- Given records -
____
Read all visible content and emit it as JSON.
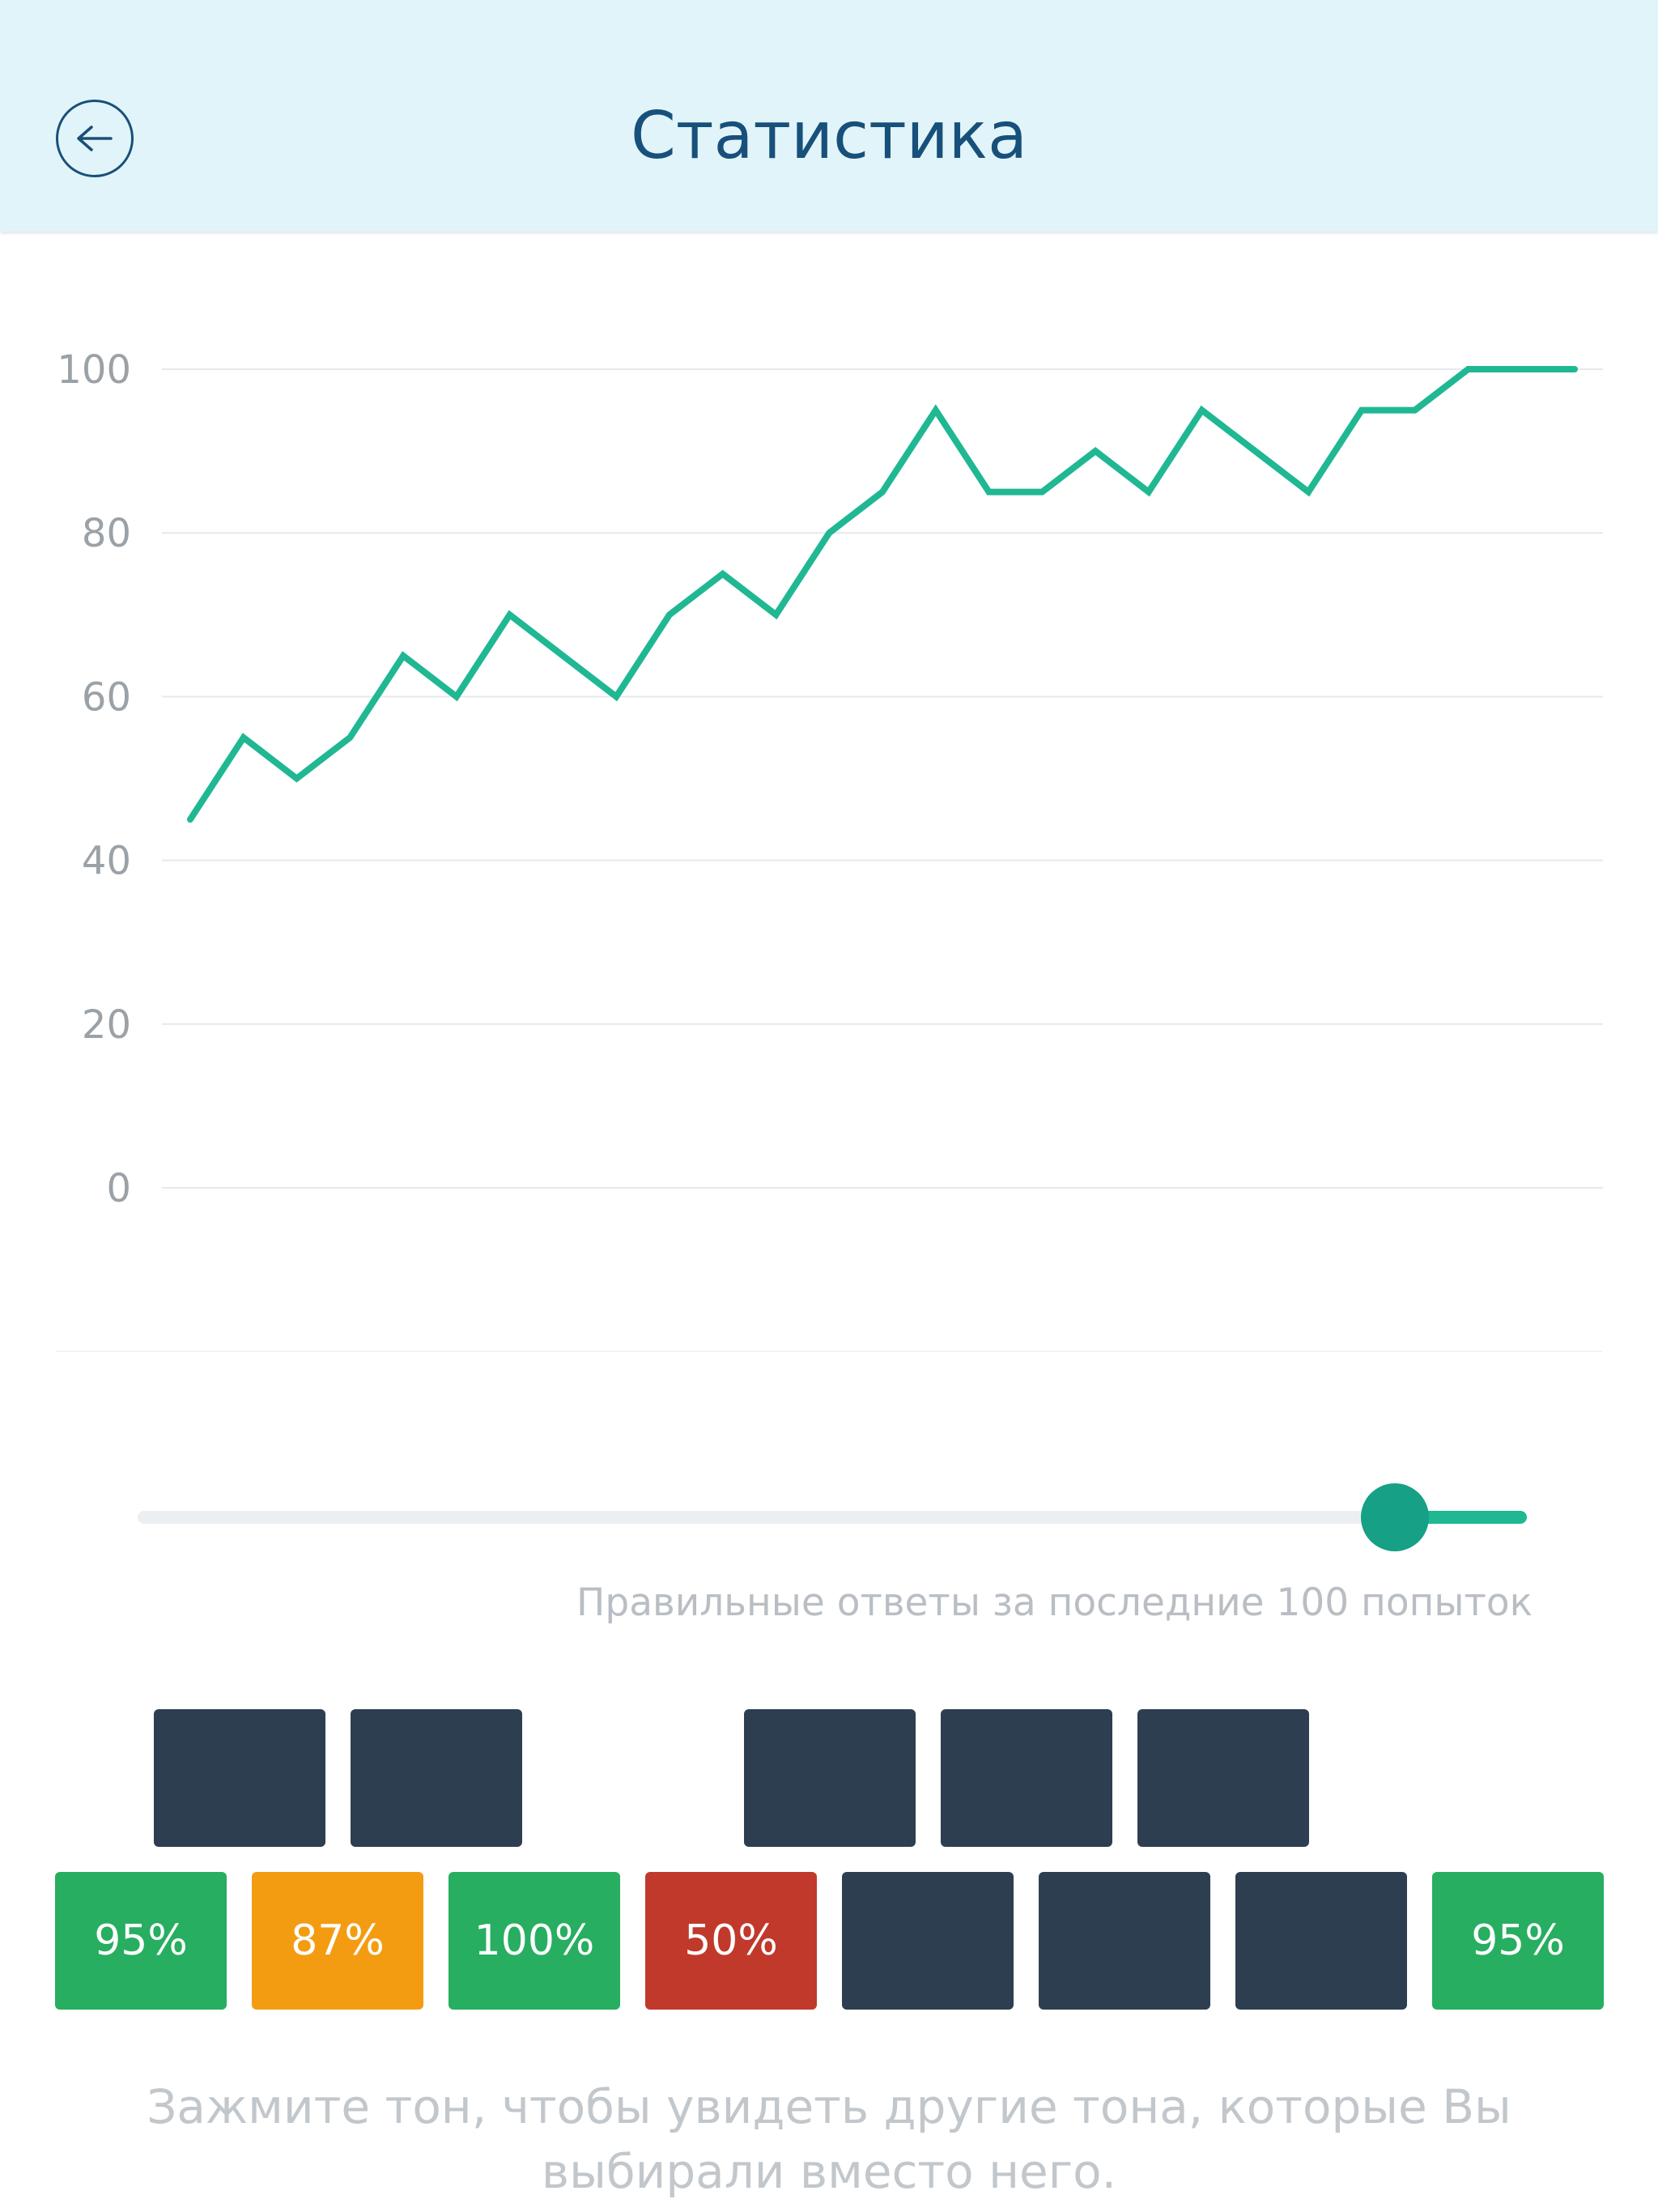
{
  "header": {
    "title": "Статистика",
    "back_icon": "arrow-left-icon"
  },
  "chart_data": {
    "type": "line",
    "title": "",
    "xlabel": "",
    "ylabel": "",
    "y_ticks": [
      "100",
      "80",
      "60",
      "40",
      "20",
      "0"
    ],
    "ylim": [
      0,
      100
    ],
    "grid": true,
    "series": [
      {
        "color": "#1fb892",
        "x": [
          1,
          2,
          3,
          4,
          5,
          6,
          7,
          8,
          9,
          10,
          11,
          12,
          13,
          14,
          15,
          16,
          17,
          18,
          19,
          20,
          21,
          22,
          23,
          24,
          25,
          26,
          27
        ],
        "values": [
          45,
          55,
          50,
          55,
          65,
          60,
          70,
          65,
          60,
          70,
          75,
          70,
          80,
          85,
          95,
          85,
          85,
          90,
          85,
          95,
          90,
          85,
          95,
          95,
          100,
          100,
          100
        ]
      }
    ]
  },
  "slider": {
    "value_fraction": 0.905,
    "caption": "Правильные ответы за последние 100 попыток"
  },
  "tiles": {
    "top_row": [
      {
        "label": "",
        "color": "#2d3e50"
      },
      {
        "label": "",
        "color": "#2d3e50"
      },
      {
        "label": "",
        "color": "#2d3e50"
      },
      {
        "label": "",
        "color": "#2d3e50"
      },
      {
        "label": "",
        "color": "#2d3e50"
      }
    ],
    "bottom_row": [
      {
        "label": "95%",
        "color": "#27ae60"
      },
      {
        "label": "87%",
        "color": "#f39c12"
      },
      {
        "label": "100%",
        "color": "#27ae60"
      },
      {
        "label": "50%",
        "color": "#c0392b"
      },
      {
        "label": "",
        "color": "#2d3e50"
      },
      {
        "label": "",
        "color": "#2d3e50"
      },
      {
        "label": "",
        "color": "#2d3e50"
      },
      {
        "label": "95%",
        "color": "#27ae60"
      }
    ]
  },
  "hint": "Зажмите тон, чтобы увидеть другие тона, которые Вы выбирали вместо него."
}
____
- Work required -
Could you reproduce every record above exactly, leaving out the pictures?

- Exercise result -
Read all visible content and emit it as JSON.
{
  "header": {
    "title": "Статистика",
    "back_icon": "arrow-left-icon"
  },
  "chart_data": {
    "type": "line",
    "title": "",
    "xlabel": "",
    "ylabel": "",
    "y_ticks": [
      "100",
      "80",
      "60",
      "40",
      "20",
      "0"
    ],
    "ylim": [
      0,
      100
    ],
    "grid": true,
    "series": [
      {
        "color": "#1fb892",
        "x": [
          1,
          2,
          3,
          4,
          5,
          6,
          7,
          8,
          9,
          10,
          11,
          12,
          13,
          14,
          15,
          16,
          17,
          18,
          19,
          20,
          21,
          22,
          23,
          24,
          25,
          26,
          27
        ],
        "values": [
          45,
          55,
          50,
          55,
          65,
          60,
          70,
          65,
          60,
          70,
          75,
          70,
          80,
          85,
          95,
          85,
          85,
          90,
          85,
          95,
          90,
          85,
          95,
          95,
          100,
          100,
          100
        ]
      }
    ]
  },
  "slider": {
    "value_fraction": 0.905,
    "caption": "Правильные ответы за последние 100 попыток"
  },
  "tiles": {
    "top_row": [
      {
        "label": "",
        "color": "#2d3e50"
      },
      {
        "label": "",
        "color": "#2d3e50"
      },
      {
        "label": "",
        "color": "#2d3e50"
      },
      {
        "label": "",
        "color": "#2d3e50"
      },
      {
        "label": "",
        "color": "#2d3e50"
      }
    ],
    "bottom_row": [
      {
        "label": "95%",
        "color": "#27ae60"
      },
      {
        "label": "87%",
        "color": "#f39c12"
      },
      {
        "label": "100%",
        "color": "#27ae60"
      },
      {
        "label": "50%",
        "color": "#c0392b"
      },
      {
        "label": "",
        "color": "#2d3e50"
      },
      {
        "label": "",
        "color": "#2d3e50"
      },
      {
        "label": "",
        "color": "#2d3e50"
      },
      {
        "label": "95%",
        "color": "#27ae60"
      }
    ]
  },
  "hint": "Зажмите тон, чтобы увидеть другие тона, которые Вы выбирали вместо него."
}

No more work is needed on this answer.